Short exercise:
Pull out every line below holding the word "frac".
==*==
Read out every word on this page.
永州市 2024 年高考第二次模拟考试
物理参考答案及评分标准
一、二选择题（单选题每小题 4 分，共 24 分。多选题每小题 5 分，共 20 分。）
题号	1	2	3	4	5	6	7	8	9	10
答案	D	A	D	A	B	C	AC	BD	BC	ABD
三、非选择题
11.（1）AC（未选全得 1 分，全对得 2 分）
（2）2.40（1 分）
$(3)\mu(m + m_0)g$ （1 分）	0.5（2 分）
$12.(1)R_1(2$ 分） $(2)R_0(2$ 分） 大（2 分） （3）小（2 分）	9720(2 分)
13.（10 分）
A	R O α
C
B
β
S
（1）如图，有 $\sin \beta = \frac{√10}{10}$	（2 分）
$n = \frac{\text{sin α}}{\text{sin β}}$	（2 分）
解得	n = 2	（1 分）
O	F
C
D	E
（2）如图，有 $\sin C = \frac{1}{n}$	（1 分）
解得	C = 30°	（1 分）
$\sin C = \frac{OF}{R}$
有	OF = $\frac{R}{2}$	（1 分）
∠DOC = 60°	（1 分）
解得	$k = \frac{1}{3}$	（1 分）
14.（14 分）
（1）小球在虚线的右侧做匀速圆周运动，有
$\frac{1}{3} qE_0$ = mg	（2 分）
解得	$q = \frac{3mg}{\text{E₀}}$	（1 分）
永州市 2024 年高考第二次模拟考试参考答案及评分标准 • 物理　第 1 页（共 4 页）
==*==
Written response:
（1）如图，有 $\sin \beta = \frac{√10}{10}$	（2 分）
$n = \frac{\text{sin α}}{\text{sin β}}$	（2 分）
（2）如图，有 $\sin C = \frac{1}{n}$	（1 分）
$\sin C = \frac{OF}{R}$
有	OF = $\frac{R}{2}$	（1 分）
解得	$k = \frac{1}{3}$	（1 分）
$\frac{1}{3} qE_0$ = mg	（2 分）
解得	$q = \frac{3mg}{\text{E₀}}$	（1 分）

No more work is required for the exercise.